━━━━━ SUPPLIED ENTRIES

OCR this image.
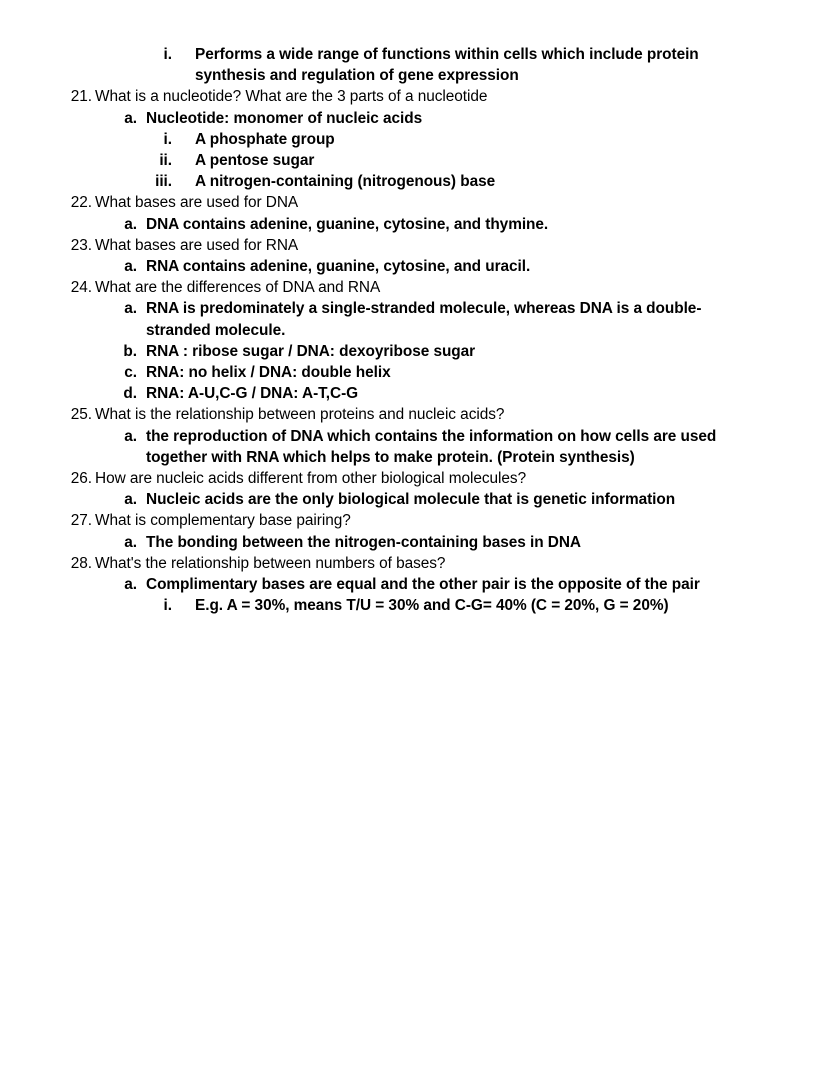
i. Performs a wide range of functions within cells which include protein synthesis and regulation of gene expression
21. What is a nucleotide? What are the 3 parts of a nucleotide
a. Nucleotide: monomer of nucleic acids
i. A phosphate group
ii. A pentose sugar
iii. A nitrogen-containing (nitrogenous) base
22. What bases are used for DNA
a. DNA contains adenine, guanine, cytosine, and thymine.
23. What bases are used for RNA
a. RNA contains adenine, guanine, cytosine, and uracil.
24. What are the differences of DNA and RNA
a. RNA is predominately a single-stranded molecule, whereas DNA is a double-stranded molecule.
b. RNA : ribose sugar / DNA: dexoyribose sugar
c. RNA: no helix / DNA: double helix
d. RNA: A-U,C-G / DNA: A-T,C-G
25. What is the relationship between proteins and nucleic acids?
a. the reproduction of DNA which contains the information on how cells are used together with RNA which helps to make protein. (Protein synthesis)
26. How are nucleic acids different from other biological molecules?
a. Nucleic acids are the only biological molecule that is genetic information
27. What is complementary base pairing?
a. The bonding between the nitrogen-containing bases in DNA
28. What's the relationship between numbers of bases?
a. Complimentary bases are equal and the other pair is the opposite of the pair
i. E.g. A = 30%, means T/U = 30% and C-G= 40% (C = 20%, G = 20%)
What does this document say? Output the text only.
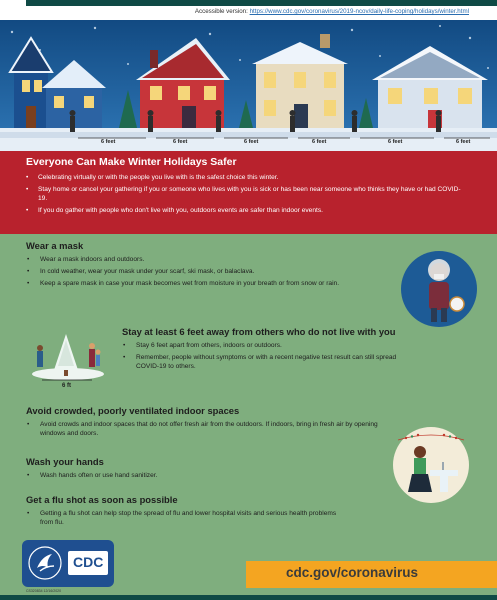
Accessible version: https://www.cdc.gov/coronavirus/2019-ncov/daily-life-coping/holidays/winter.html
6 feet	6 feet	6 feet	6 feet	6 feet	6 feet
Everyone Can Make Winter Holidays Safer
• Celebrating virtually or with the people you live with is the safest choice this winter.
• Stay home or cancel your gathering if you or someone who lives with you is sick or has been near someone who thinks they have or had COVID-19.
• If you do gather with people who don't live with you, outdoors events are safer than indoor events.
Wear a mask
• Wear a mask indoors and outdoors.
• In cold weather, wear your mask under your scarf, ski mask, or balaclava.
• Keep a spare mask in case your mask becomes wet from moisture in your breath or from snow or rain.
6 ft
Stay at least 6 feet away from others who do not live with you
• Stay 6 feet apart from others, indoors or outdoors.
• Remember, people without symptoms or with a recent negative test result can still spread COVID-19 to others.
Avoid crowded, poorly ventilated indoor spaces
• Avoid crowds and indoor spaces that do not offer fresh air from the outdoors. If indoors, bring in fresh air by opening windows and doors.
Wash your hands
• Wash hands often or use hand sanitizer.
Get a flu shot as soon as possible
• Getting a flu shot can help stop the spread of flu and lower hospital visits and serious health problems from flu.
CDC
CS320834 12/16/2020
cdc.gov/coronavirus
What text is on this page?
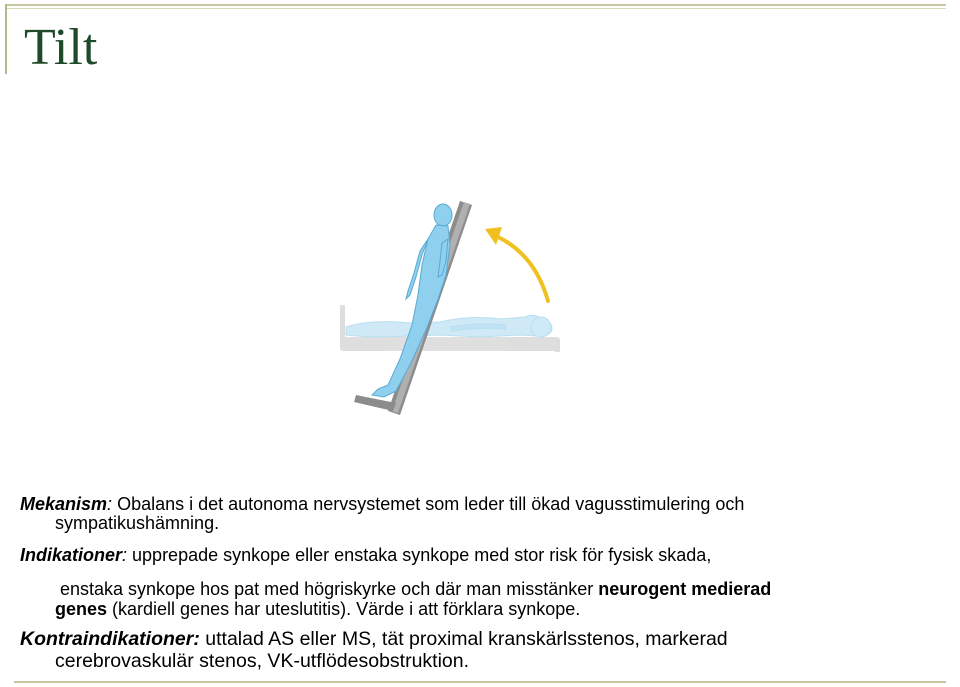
Tilt
Mekanism: Obalans i det autonoma nervsystemet som leder till ökad vagusstimulering och
sympatikushämning.
Indikationer: upprepade synkope eller enstaka synkope med stor risk för fysisk skada,
enstaka synkope hos pat med högriskyrke och där man misstänker neurogent medierad
genes (kardiell genes har uteslutitis). Värde i att förklara synkope.
Kontraindikationer: uttalad AS eller MS, tät proximal kranskärlsstenos, markerad
cerebrovaskulär stenos, VK-utflödesobstruktion.
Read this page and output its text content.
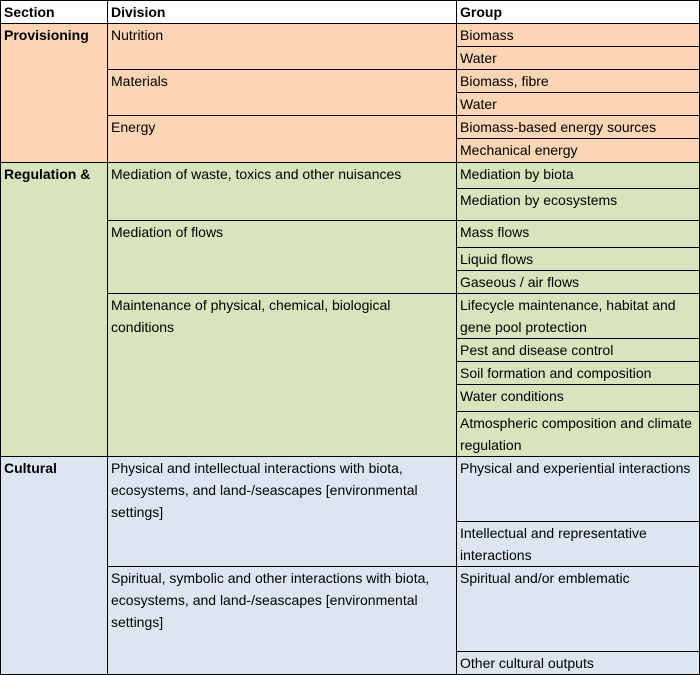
Section	Division	Group
Provisioning	Nutrition	Biomass
		Water
	Materials	Biomass, fibre
		Water
	Energy	Biomass-based energy sources
		Mechanical energy
Regulation &	Mediation of waste, toxics and other nuisances	Mediation by biota
		Mediation by ecosystems
	Mediation of flows	Mass flows
		Liquid flows
		Gaseous / air flows
	Maintenance of physical, chemical, biological conditions	Lifecycle maintenance, habitat and gene pool protection
		Pest and disease control
		Soil formation and composition
		Water conditions
		Atmospheric composition and climate regulation
Cultural	Physical and intellectual interactions with biota, ecosystems, and land-/seascapes [environmental settings]	Physical and experiential interactions
		Intellectual and representative interactions
	Spiritual, symbolic and other interactions with biota, ecosystems, and land-/seascapes [environmental settings]	Spiritual and/or emblematic
		Other cultural outputs
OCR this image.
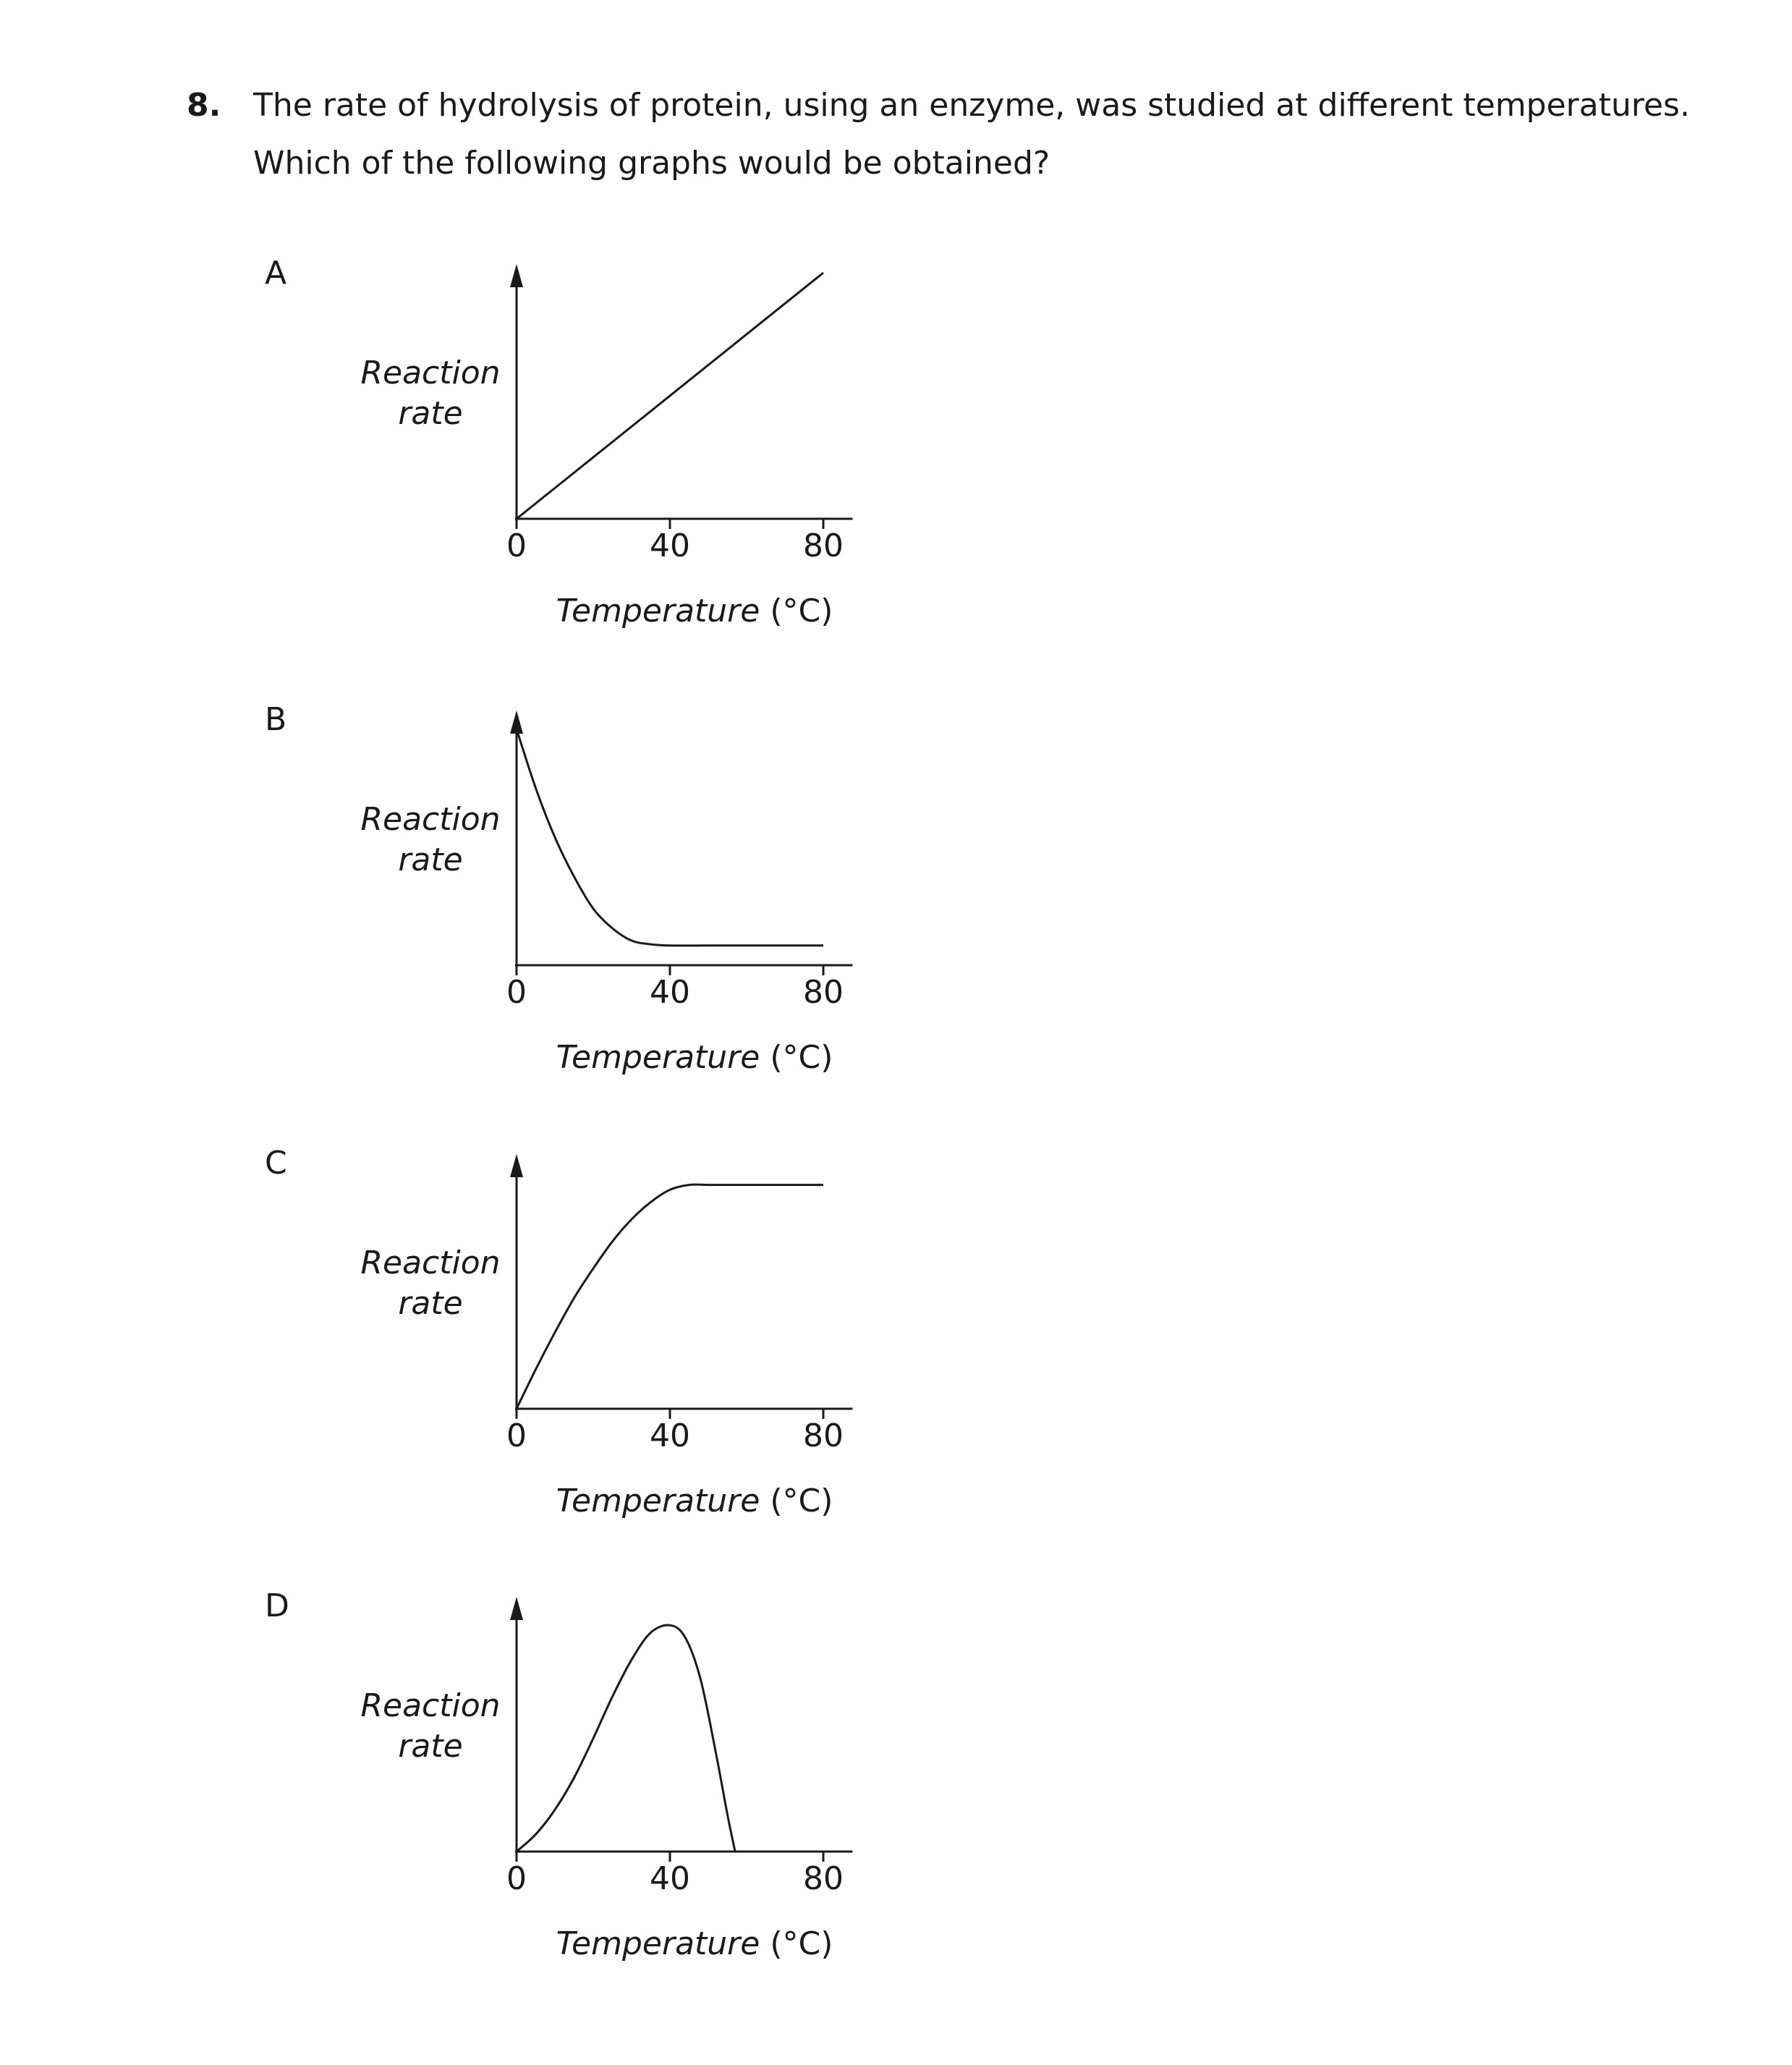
8. The rate of hydrolysis of protein, using an enzyme, was studied at different temperatures.
Which of the following graphs would be obtained?
A
Reaction
rate
0	40	80
Temperature (°C)
B
Reaction
rate
0	40	80
Temperature (°C)
C
Reaction
rate
0	40	80
Temperature (°C)
D
Reaction
rate
0	40	80
Temperature (°C)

━━━━━━━━━━

WORK INSTRUCTIONS :: Nothing but the lines from the one holding "What text is on this page?" through the last line of the entries should be written out, exactly and inclusively, minus the pictures.

REPLY ::
What text is on this page?
Tilt
Mekanism: Obalans i det autonoma nervsystemet som leder till ökad vagusstimulering och
sympatikushämning.
Indikationer: upprepade synkope eller enstaka synkope med stor risk för fysisk skada,
enstaka synkope hos pat med högriskyrke och där man misstänker neurogent medierad
genes (kardiell genes har uteslutitis). Värde i att förklara synkope.
Kontraindikationer: uttalad AS eller MS, tät proximal kranskärlsstenos, markerad
cerebrovaskulär stenos, VK-utflödesobstruktion.
Read this page and output its text content.
Section	Division	Group
Provisioning	Nutrition	Biomass
		Water
	Materials	Biomass, fibre
		Water
	Energy	Biomass-based energy sources
		Mechanical energy
Regulation &	Mediation of waste, toxics and other nuisances	Mediation by biota
		Mediation by ecosystems
	Mediation of flows	Mass flows
		Liquid flows
		Gaseous / air flows
	Maintenance of physical, chemical, biological conditions	Lifecycle maintenance, habitat and gene pool protection
		Pest and disease control
		Soil formation and composition
		Water conditions
		Atmospheric composition and climate regulation
Cultural	Physical and intellectual interactions with biota, ecosystems, and land-/seascapes [environmental settings]	Physical and experiential interactions
		Intellectual and representative interactions
	Spiritual, symbolic and other interactions with biota, ecosystems, and land-/seascapes [environmental settings]	Spiritual and/or emblematic
		Other cultural outputs
OCR this image.
8. The rate of hydrolysis of protein, using an enzyme, was studied at different temperatures.
Which of the following graphs would be obtained?
A
Reaction
rate
0	40	80
Temperature (°C)
B
Reaction
rate
0	40	80
Temperature (°C)
C
Reaction
rate
0	40	80
Temperature (°C)
D
Reaction
rate
0	40	80
Temperature (°C)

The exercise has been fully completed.